* Data supplied *
^^^^^^^^^^^^^^^^

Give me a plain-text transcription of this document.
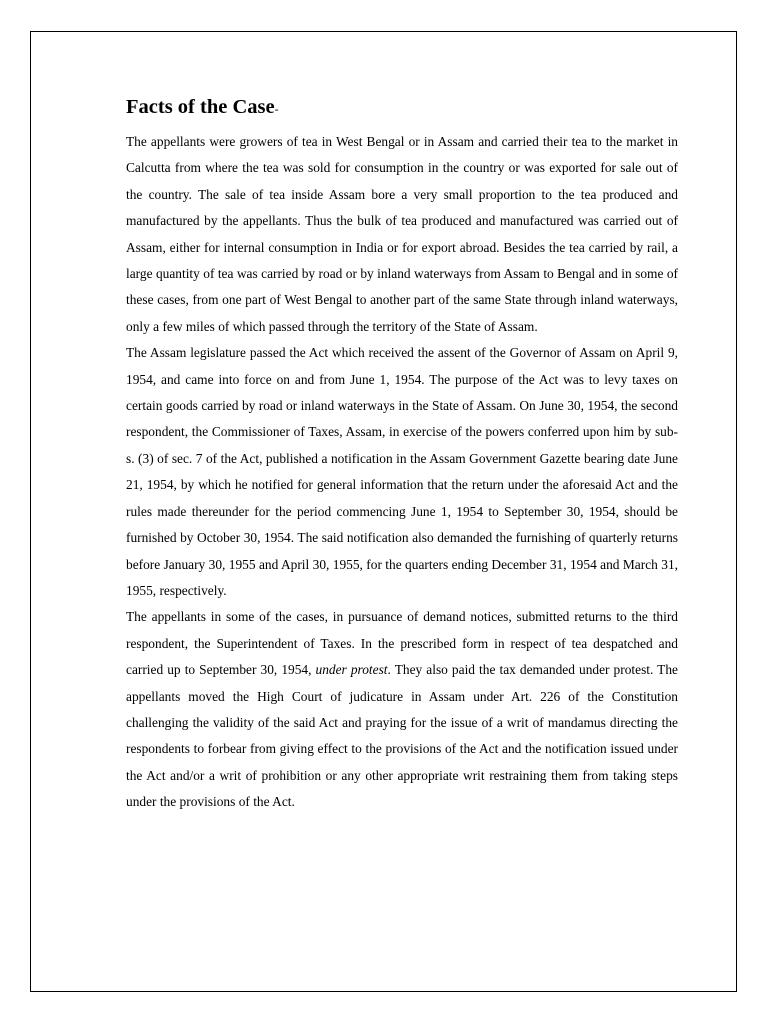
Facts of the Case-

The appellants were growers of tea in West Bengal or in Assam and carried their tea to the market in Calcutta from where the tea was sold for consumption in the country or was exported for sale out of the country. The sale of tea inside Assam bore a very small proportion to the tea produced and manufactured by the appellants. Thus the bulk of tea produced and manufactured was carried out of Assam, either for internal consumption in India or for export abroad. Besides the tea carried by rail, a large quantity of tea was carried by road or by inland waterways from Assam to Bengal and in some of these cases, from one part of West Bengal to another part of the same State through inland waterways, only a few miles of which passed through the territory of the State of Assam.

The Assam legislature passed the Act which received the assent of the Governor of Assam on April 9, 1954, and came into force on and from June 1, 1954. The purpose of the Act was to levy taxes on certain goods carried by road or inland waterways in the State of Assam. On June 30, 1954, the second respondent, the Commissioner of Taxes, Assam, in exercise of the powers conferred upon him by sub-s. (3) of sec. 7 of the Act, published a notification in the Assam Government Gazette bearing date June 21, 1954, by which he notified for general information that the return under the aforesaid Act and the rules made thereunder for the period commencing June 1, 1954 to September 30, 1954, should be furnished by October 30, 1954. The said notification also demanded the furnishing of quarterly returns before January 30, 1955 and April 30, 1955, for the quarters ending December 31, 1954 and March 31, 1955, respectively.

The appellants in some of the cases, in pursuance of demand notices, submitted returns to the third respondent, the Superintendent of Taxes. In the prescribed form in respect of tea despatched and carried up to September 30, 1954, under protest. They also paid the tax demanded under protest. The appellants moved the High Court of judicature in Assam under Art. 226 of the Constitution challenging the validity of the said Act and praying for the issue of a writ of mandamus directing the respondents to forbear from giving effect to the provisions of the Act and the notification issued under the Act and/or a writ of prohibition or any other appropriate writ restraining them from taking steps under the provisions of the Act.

^^^^^^^^^^^^^^^^

* Stated problem *
Write out the records above exactly as they appear, leaving out any pictures.

* Finished answer *
Give me a plain-text transcription of this document.
Facts of the Case-

The appellants were growers of tea in West Bengal or in Assam and carried their tea to the market in Calcutta from where the tea was sold for consumption in the country or was exported for sale out of the country. The sale of tea inside Assam bore a very small proportion to the tea produced and manufactured by the appellants. Thus the bulk of tea produced and manufactured was carried out of Assam, either for internal consumption in India or for export abroad. Besides the tea carried by rail, a large quantity of tea was carried by road or by inland waterways from Assam to Bengal and in some of these cases, from one part of West Bengal to another part of the same State through inland waterways, only a few miles of which passed through the territory of the State of Assam.

The Assam legislature passed the Act which received the assent of the Governor of Assam on April 9, 1954, and came into force on and from June 1, 1954. The purpose of the Act was to levy taxes on certain goods carried by road or inland waterways in the State of Assam. On June 30, 1954, the second respondent, the Commissioner of Taxes, Assam, in exercise of the powers conferred upon him by sub-s. (3) of sec. 7 of the Act, published a notification in the Assam Government Gazette bearing date June 21, 1954, by which he notified for general information that the return under the aforesaid Act and the rules made thereunder for the period commencing June 1, 1954 to September 30, 1954, should be furnished by October 30, 1954. The said notification also demanded the furnishing of quarterly returns before January 30, 1955 and April 30, 1955, for the quarters ending December 31, 1954 and March 31, 1955, respectively.

The appellants in some of the cases, in pursuance of demand notices, submitted returns to the third respondent, the Superintendent of Taxes. In the prescribed form in respect of tea despatched and carried up to September 30, 1954, under protest. They also paid the tax demanded under protest. The appellants moved the High Court of judicature in Assam under Art. 226 of the Constitution challenging the validity of the said Act and praying for the issue of a writ of mandamus directing the respondents to forbear from giving effect to the provisions of the Act and the notification issued under the Act and/or a writ of prohibition or any other appropriate writ restraining them from taking steps under the provisions of the Act.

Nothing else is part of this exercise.